Data provided

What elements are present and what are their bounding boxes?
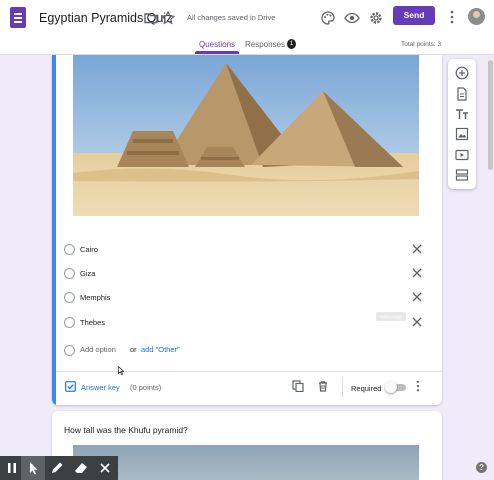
mouse-cursor-icon xyxy=(118,366,124,375)
add-question-icon[interactable] xyxy=(455,66,469,80)
responses-count-badge: 1 xyxy=(287,39,296,49)
option-radio[interactable] xyxy=(64,244,75,255)
question-card[interactable]: Cairo Giza Memphis Thebes Add option or … xyxy=(52,55,442,405)
eye-icon[interactable] xyxy=(344,10,360,26)
tab-questions[interactable]: Questions xyxy=(199,40,235,49)
remove-option-icon[interactable] xyxy=(411,267,423,279)
add-image-tooltip: Add image xyxy=(376,312,406,321)
option-label[interactable]: Giza xyxy=(80,269,95,278)
required-toggle-knob[interactable] xyxy=(385,381,397,393)
star-icon[interactable] xyxy=(160,10,176,26)
pen-icon[interactable] xyxy=(45,456,69,480)
option-radio[interactable] xyxy=(64,292,75,303)
active-tab-indicator xyxy=(195,51,239,54)
add-title-icon[interactable] xyxy=(455,107,469,121)
help-icon[interactable]: ? xyxy=(476,462,487,473)
add-option-button[interactable]: Add option xyxy=(80,345,116,354)
option-label[interactable]: Cairo xyxy=(80,245,98,254)
gear-icon[interactable] xyxy=(368,10,384,26)
question-title[interactable]: How tall was the Khufu pyramid? xyxy=(64,425,188,435)
avatar[interactable] xyxy=(468,8,485,25)
tab-responses[interactable]: Responses xyxy=(245,40,285,49)
folder-icon[interactable] xyxy=(143,10,159,26)
add-option-row: Add option or add "Other" xyxy=(64,343,364,357)
option-label[interactable]: Memphis xyxy=(80,293,110,302)
remove-option-icon[interactable] xyxy=(411,243,423,255)
answer-key-icon[interactable] xyxy=(65,381,76,392)
delete-icon[interactable] xyxy=(317,380,329,392)
eraser-icon[interactable] xyxy=(69,456,93,480)
send-button[interactable]: Send xyxy=(393,6,435,25)
active-card-indicator xyxy=(52,55,56,405)
side-toolbar xyxy=(448,59,476,189)
option-radio xyxy=(64,345,75,356)
palette-icon[interactable] xyxy=(320,10,336,26)
more-vert-icon[interactable] xyxy=(415,380,421,392)
footer-separator xyxy=(342,377,343,397)
scrollbar-thumb[interactable] xyxy=(488,60,493,170)
option-row[interactable]: Memphis xyxy=(64,290,434,306)
duplicate-icon[interactable] xyxy=(292,380,304,392)
add-section-icon[interactable] xyxy=(455,168,469,182)
app-header: Egyptian Pyramids Quiz All changes saved… xyxy=(0,0,494,55)
total-points: Total points: 3 xyxy=(401,41,442,48)
forms-app-icon[interactable] xyxy=(10,7,26,28)
add-other-link[interactable]: add "Other" xyxy=(141,345,180,354)
option-label[interactable]: Thebes xyxy=(80,318,105,327)
remove-option-icon[interactable] xyxy=(411,291,423,303)
import-questions-icon[interactable] xyxy=(455,87,469,101)
more-vert-icon[interactable] xyxy=(449,10,455,24)
answer-key-button[interactable]: Answer key xyxy=(81,383,120,392)
option-row[interactable]: Cairo xyxy=(64,242,434,258)
option-row[interactable]: Giza xyxy=(64,266,434,282)
option-radio[interactable] xyxy=(64,317,75,328)
pointer-icon[interactable] xyxy=(21,456,45,480)
close-icon[interactable] xyxy=(93,456,117,480)
remove-option-icon[interactable] xyxy=(411,316,423,328)
points-label: (0 points) xyxy=(130,383,162,392)
option-radio[interactable] xyxy=(64,268,75,279)
or-label: or xyxy=(130,345,137,354)
add-video-icon[interactable] xyxy=(455,148,469,162)
pyramids-image[interactable] xyxy=(73,55,419,216)
question-image[interactable] xyxy=(73,445,419,480)
card-footer-divider xyxy=(56,371,442,372)
save-status: All changes saved in Drive xyxy=(187,13,276,22)
add-image-icon[interactable] xyxy=(455,127,469,141)
required-label: Required xyxy=(351,384,382,393)
annotation-toolbar xyxy=(0,456,118,480)
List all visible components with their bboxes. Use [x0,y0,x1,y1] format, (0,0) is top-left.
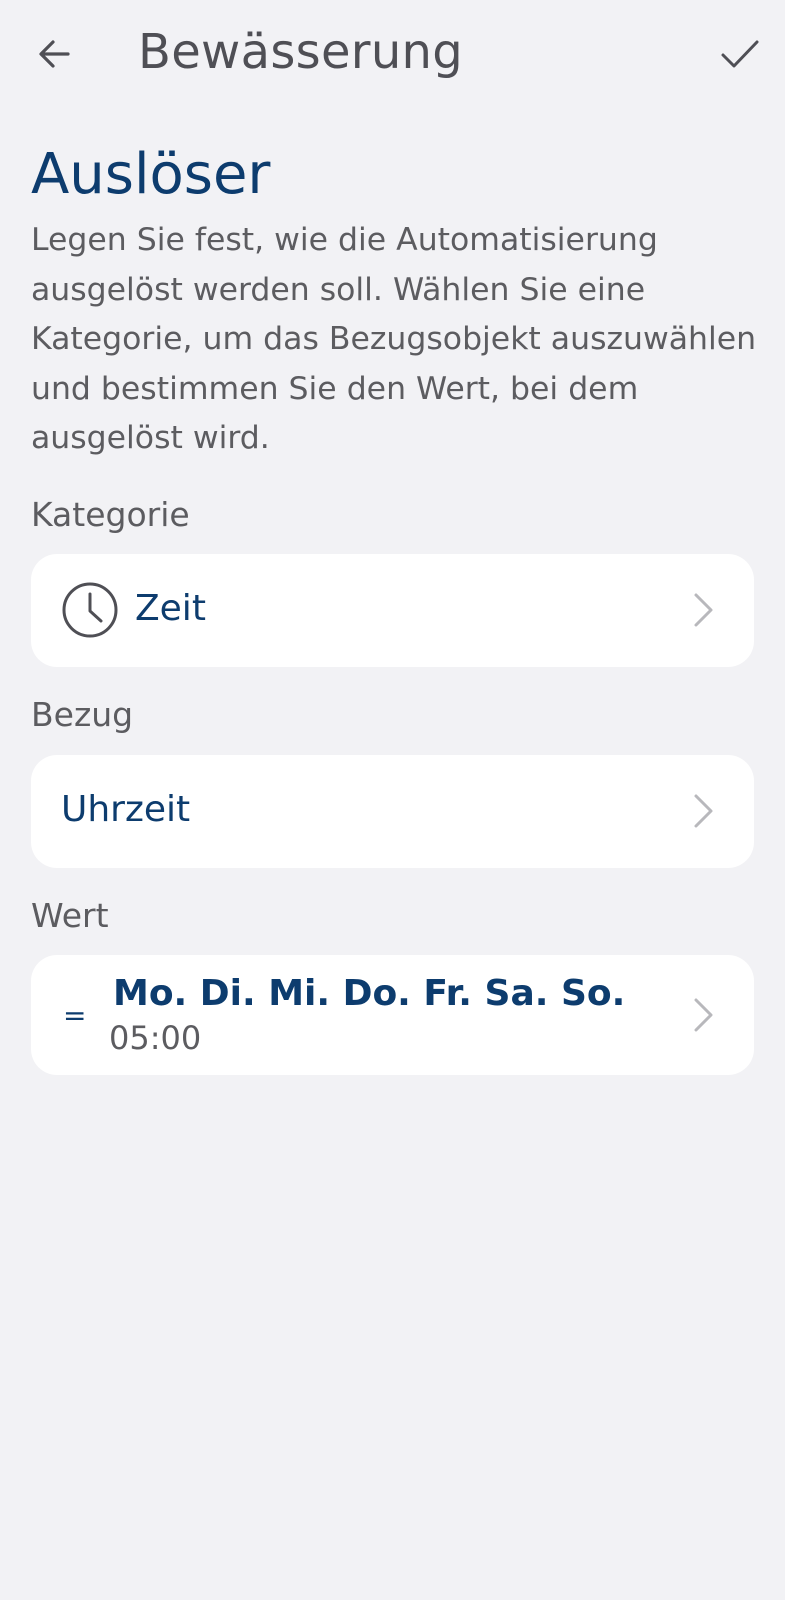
chevron-right-icon [694,593,713,627]
chevron-right-icon [694,794,713,828]
bezug-label: Bezug [31,695,134,734]
wert-label: Wert [31,896,109,935]
kategorie-value: Zeit [135,588,206,629]
operator-symbol: = [63,999,87,1032]
kategorie-label: Kategorie [31,495,190,534]
back-button[interactable] [24,28,84,80]
bezug-selector[interactable]: Uhrzeit [31,755,754,868]
section-title: Auslöser [31,142,271,207]
wert-days: Mo. Di. Mi. Do. Fr. Sa. So. [113,973,626,1014]
wert-time: 05:00 [109,1019,202,1057]
screen-title: Bewässerung [138,24,464,80]
chevron-right-icon [694,998,713,1032]
top-app-bar: Bewässerung [0,0,785,110]
bezug-value: Uhrzeit [61,789,191,830]
section-description: Legen Sie fest, wie die Automatisierung … [31,222,757,456]
clock-icon [62,582,118,638]
wert-selector[interactable]: = Mo. Di. Mi. Do. Fr. Sa. So. 05:00 [31,955,754,1075]
kategorie-selector[interactable]: Zeit [31,554,754,667]
arrow-left-icon [39,40,70,68]
confirm-button[interactable] [710,28,770,80]
check-icon [721,40,759,68]
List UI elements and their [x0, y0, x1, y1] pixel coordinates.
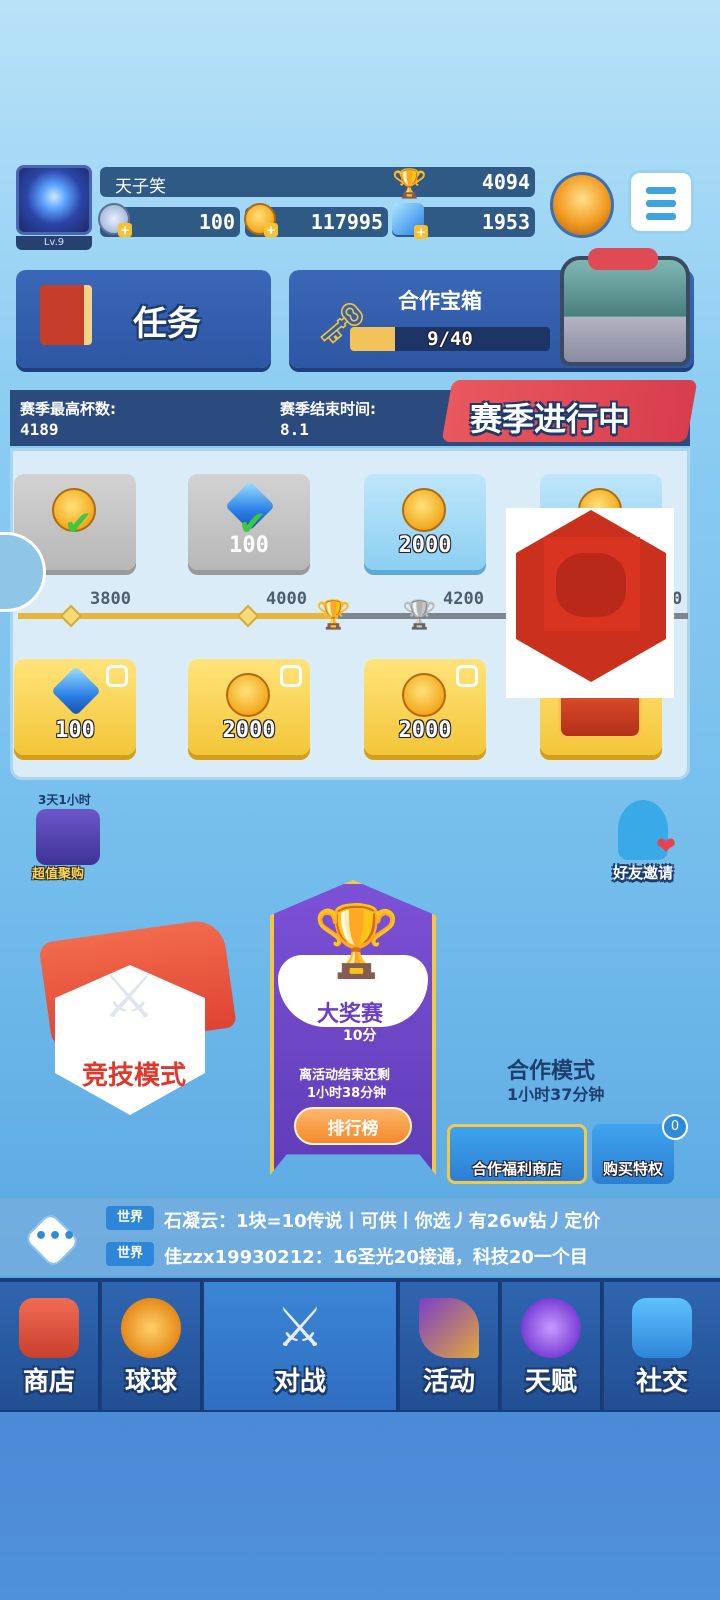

Directions
Reproduce the listing above line for line, without changing any text, and omit the pictures from your answer.

Correct response
What elements are present and what are their bounding boxes?
mouse-cursor-icon xyxy=(118,366,124,375)
add-question-icon[interactable] xyxy=(455,66,469,80)
responses-count-badge: 1 xyxy=(287,39,296,49)
option-radio[interactable] xyxy=(64,244,75,255)
question-card[interactable]: Cairo Giza Memphis Thebes Add option or … xyxy=(52,55,442,405)
eye-icon[interactable] xyxy=(344,10,360,26)
tab-questions[interactable]: Questions xyxy=(199,40,235,49)
remove-option-icon[interactable] xyxy=(411,267,423,279)
add-image-tooltip: Add image xyxy=(376,312,406,321)
option-label[interactable]: Giza xyxy=(80,269,95,278)
required-toggle-knob[interactable] xyxy=(385,381,397,393)
star-icon[interactable] xyxy=(160,10,176,26)
pen-icon[interactable] xyxy=(45,456,69,480)
option-radio[interactable] xyxy=(64,292,75,303)
active-tab-indicator xyxy=(195,51,239,54)
add-title-icon[interactable] xyxy=(455,107,469,121)
help-icon[interactable]: ? xyxy=(476,462,487,473)
add-option-button[interactable]: Add option xyxy=(80,345,116,354)
option-label[interactable]: Cairo xyxy=(80,245,98,254)
gear-icon[interactable] xyxy=(368,10,384,26)
question-title[interactable]: How tall was the Khufu pyramid? xyxy=(64,425,188,435)
avatar[interactable] xyxy=(468,8,485,25)
tab-responses[interactable]: Responses xyxy=(245,40,285,49)
folder-icon[interactable] xyxy=(143,10,159,26)
add-option-row: Add option or add "Other" xyxy=(64,343,364,357)
option-label[interactable]: Memphis xyxy=(80,293,110,302)
remove-option-icon[interactable] xyxy=(411,243,423,255)
answer-key-icon[interactable] xyxy=(65,381,76,392)
delete-icon[interactable] xyxy=(317,380,329,392)
eraser-icon[interactable] xyxy=(69,456,93,480)
send-button[interactable]: Send xyxy=(393,6,435,25)
active-card-indicator xyxy=(52,55,56,405)
side-toolbar xyxy=(448,59,476,189)
option-radio xyxy=(64,345,75,356)
palette-icon[interactable] xyxy=(320,10,336,26)
more-vert-icon[interactable] xyxy=(415,380,421,392)
footer-separator xyxy=(342,377,343,397)
scrollbar-thumb[interactable] xyxy=(488,60,493,170)
option-row[interactable]: Memphis xyxy=(64,290,434,306)
duplicate-icon[interactable] xyxy=(292,380,304,392)
add-section-icon[interactable] xyxy=(455,168,469,182)
app-header: Egyptian Pyramids Quiz All changes saved… xyxy=(0,0,494,55)
total-points: Total points: 3 xyxy=(401,41,442,48)
forms-app-icon[interactable] xyxy=(10,7,26,28)
add-other-link[interactable]: add "Other" xyxy=(141,345,180,354)
option-label[interactable]: Thebes xyxy=(80,318,105,327)
remove-option-icon[interactable] xyxy=(411,291,423,303)
import-questions-icon[interactable] xyxy=(455,87,469,101)
more-vert-icon[interactable] xyxy=(449,10,455,24)
answer-key-button[interactable]: Answer key xyxy=(81,383,120,392)
option-row[interactable]: Cairo xyxy=(64,242,434,258)
option-row[interactable]: Giza xyxy=(64,266,434,282)
option-radio[interactable] xyxy=(64,317,75,328)
pointer-icon[interactable] xyxy=(21,456,45,480)
close-icon[interactable] xyxy=(93,456,117,480)
remove-option-icon[interactable] xyxy=(411,316,423,328)
points-label: (0 points) xyxy=(130,383,162,392)
option-radio[interactable] xyxy=(64,268,75,279)
or-label: or xyxy=(130,345,137,354)
add-video-icon[interactable] xyxy=(455,148,469,162)
pyramids-image[interactable] xyxy=(73,55,419,216)
question-image[interactable] xyxy=(73,445,419,480)
card-footer-divider xyxy=(56,371,442,372)
save-status: All changes saved in Drive xyxy=(187,13,276,22)
add-image-icon[interactable] xyxy=(455,127,469,141)
required-label: Required xyxy=(351,384,382,393)
annotation-toolbar xyxy=(0,456,118,480)
List all visible components with their bboxes. Use [x0,y0,x1,y1] format, (0,0) is top-left.
chevron-right-icon [694,593,713,627]
chevron-right-icon [694,794,713,828]
bezug-label: Bezug [31,695,134,734]
wert-label: Wert [31,896,109,935]
kategorie-value: Zeit [135,588,206,629]
operator-symbol: = [63,999,87,1032]
kategorie-label: Kategorie [31,495,190,534]
back-button[interactable] [24,28,84,80]
bezug-selector[interactable]: Uhrzeit [31,755,754,868]
section-title: Auslöser [31,142,271,207]
wert-days: Mo. Di. Mi. Do. Fr. Sa. So. [113,973,626,1014]
wert-time: 05:00 [109,1019,202,1057]
screen-title: Bewässerung [138,24,464,80]
chevron-right-icon [694,998,713,1032]
top-app-bar: Bewässerung [0,0,785,110]
bezug-value: Uhrzeit [61,789,191,830]
section-description: Legen Sie fest, wie die Automatisierung … [31,222,757,456]
clock-icon [62,582,118,638]
wert-selector[interactable]: = Mo. Di. Mi. Do. Fr. Sa. So. 05:00 [31,955,754,1075]
kategorie-selector[interactable]: Zeit [31,554,754,667]
arrow-left-icon [39,40,70,68]
confirm-button[interactable] [710,28,770,80]
check-icon [721,40,759,68]
List UI elements and their [x0, y0, x1, y1] pixel coordinates.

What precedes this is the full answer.